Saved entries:
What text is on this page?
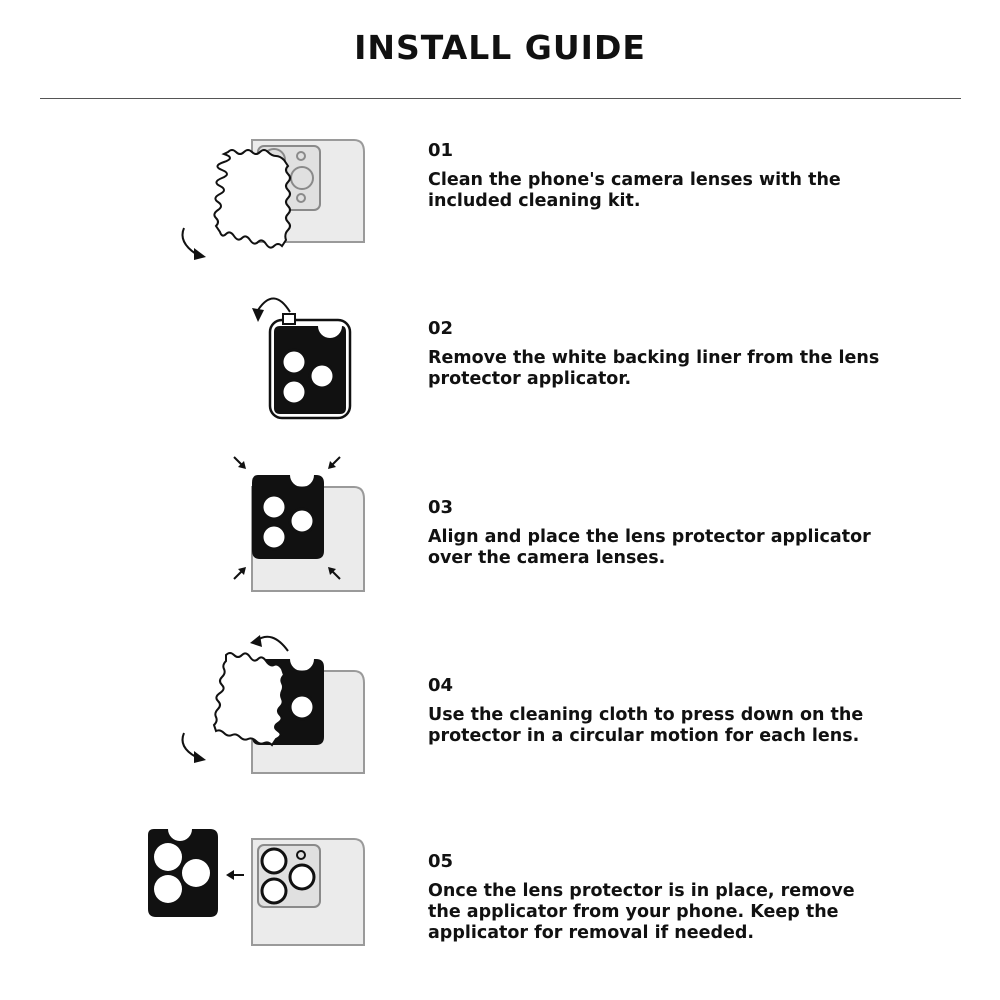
INSTALL GUIDE

01

Clean the phone's camera lenses with the included cleaning kit.

02

Remove the white backing liner from the lens protector applicator.

03

Align and place the lens protector applicator over the camera lenses.

04

Use the cleaning cloth to press down on the protector in a circular motion for each lens.

05

Once the lens protector is in place, remove the applicator from your phone. Keep the applicator for removal if needed.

▸ **Aim**:
Identify each line of the material where the word "place" shows up, and copy it.

▸ **Written answer**:
Align and place the lens protector applicator over the camera lenses.
Once the lens protector is in place, remove the applicator from your phone. Keep the applicator for removal if needed.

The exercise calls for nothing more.